> [Records for the task]

- - - -

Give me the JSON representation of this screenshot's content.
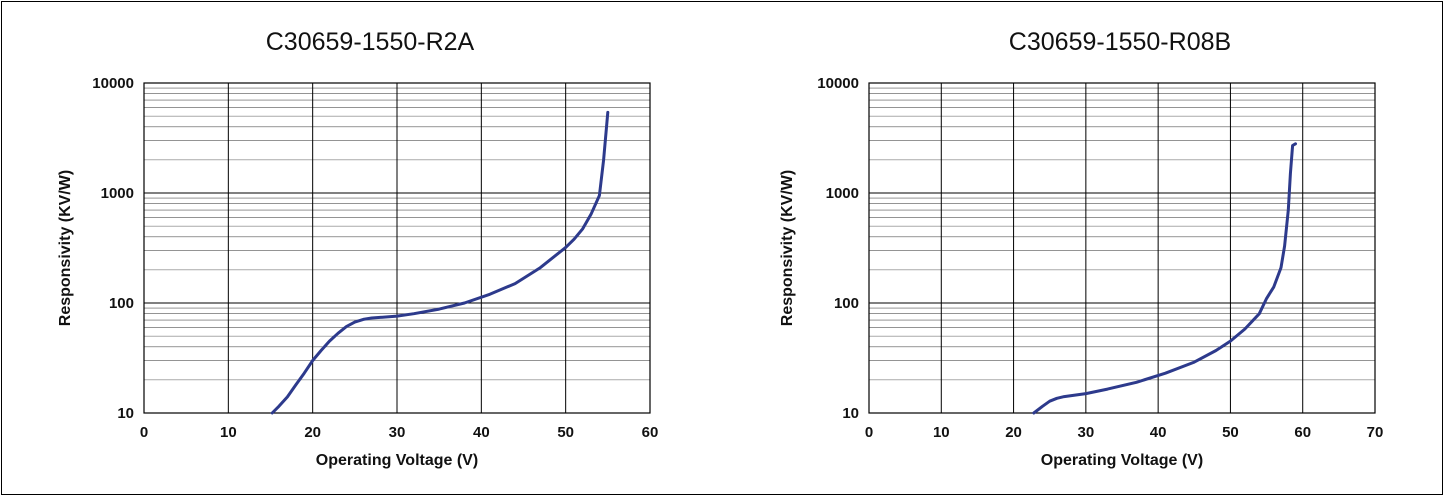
{
  "chart_data": [
    {
      "type": "line",
      "title": "C30659-1550-R2A",
      "xlabel": "Operating Voltage (V)",
      "ylabel": "Responsivity (KV/W)",
      "xlim": [
        0,
        60
      ],
      "ylim": [
        10,
        10000
      ],
      "yscale": "log",
      "grid": true,
      "xticks": [
        0,
        10,
        20,
        30,
        40,
        50,
        60
      ],
      "yticks": [
        10,
        100,
        1000,
        10000
      ],
      "line_color": "#2d3a8c",
      "series": [
        {
          "x": [
            15.2,
            16,
            17,
            18,
            19,
            20,
            21,
            22,
            23,
            24,
            25,
            26,
            27,
            28,
            30,
            32,
            35,
            38,
            41,
            44,
            47,
            50,
            51,
            52,
            53,
            54,
            54.5,
            55
          ],
          "y": [
            10,
            11.5,
            14,
            18,
            23,
            30,
            37,
            45,
            53,
            61,
            67,
            71,
            73,
            74,
            76,
            80,
            88,
            100,
            120,
            150,
            210,
            320,
            380,
            470,
            640,
            950,
            2000,
            5400
          ]
        }
      ]
    },
    {
      "type": "line",
      "title": "C30659-1550-R08B",
      "xlabel": "Operating Voltage (V)",
      "ylabel": "Responsivity (KV/W)",
      "xlim": [
        0,
        70
      ],
      "ylim": [
        10,
        10000
      ],
      "yscale": "log",
      "grid": true,
      "xticks": [
        0,
        10,
        20,
        30,
        40,
        50,
        60,
        70
      ],
      "yticks": [
        10,
        100,
        1000,
        10000
      ],
      "line_color": "#2d3a8c",
      "series": [
        {
          "x": [
            22.8,
            24,
            25,
            26,
            27,
            28,
            30,
            33,
            37,
            41,
            45,
            48,
            50,
            52,
            54,
            55,
            56,
            57,
            57.5,
            58,
            58.3,
            58.6,
            59
          ],
          "y": [
            10,
            11.5,
            12.8,
            13.6,
            14.1,
            14.4,
            15,
            16.5,
            19,
            23,
            29,
            37,
            45,
            58,
            80,
            110,
            140,
            210,
            330,
            700,
            1500,
            2700,
            2800
          ]
        }
      ]
    }
  ]
}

- - - -

> [What you have to do] Return each line from the material above exactly, but not the pictures.

> [Exercise result]
Give me the JSON representation of this screenshot's content.
{
  "chart_data": [
    {
      "type": "line",
      "title": "C30659-1550-R2A",
      "xlabel": "Operating Voltage (V)",
      "ylabel": "Responsivity (KV/W)",
      "xlim": [
        0,
        60
      ],
      "ylim": [
        10,
        10000
      ],
      "yscale": "log",
      "grid": true,
      "xticks": [
        0,
        10,
        20,
        30,
        40,
        50,
        60
      ],
      "yticks": [
        10,
        100,
        1000,
        10000
      ],
      "line_color": "#2d3a8c",
      "series": [
        {
          "x": [
            15.2,
            16,
            17,
            18,
            19,
            20,
            21,
            22,
            23,
            24,
            25,
            26,
            27,
            28,
            30,
            32,
            35,
            38,
            41,
            44,
            47,
            50,
            51,
            52,
            53,
            54,
            54.5,
            55
          ],
          "y": [
            10,
            11.5,
            14,
            18,
            23,
            30,
            37,
            45,
            53,
            61,
            67,
            71,
            73,
            74,
            76,
            80,
            88,
            100,
            120,
            150,
            210,
            320,
            380,
            470,
            640,
            950,
            2000,
            5400
          ]
        }
      ]
    },
    {
      "type": "line",
      "title": "C30659-1550-R08B",
      "xlabel": "Operating Voltage (V)",
      "ylabel": "Responsivity (KV/W)",
      "xlim": [
        0,
        70
      ],
      "ylim": [
        10,
        10000
      ],
      "yscale": "log",
      "grid": true,
      "xticks": [
        0,
        10,
        20,
        30,
        40,
        50,
        60,
        70
      ],
      "yticks": [
        10,
        100,
        1000,
        10000
      ],
      "line_color": "#2d3a8c",
      "series": [
        {
          "x": [
            22.8,
            24,
            25,
            26,
            27,
            28,
            30,
            33,
            37,
            41,
            45,
            48,
            50,
            52,
            54,
            55,
            56,
            57,
            57.5,
            58,
            58.3,
            58.6,
            59
          ],
          "y": [
            10,
            11.5,
            12.8,
            13.6,
            14.1,
            14.4,
            15,
            16.5,
            19,
            23,
            29,
            37,
            45,
            58,
            80,
            110,
            140,
            210,
            330,
            700,
            1500,
            2700,
            2800
          ]
        }
      ]
    }
  ]
}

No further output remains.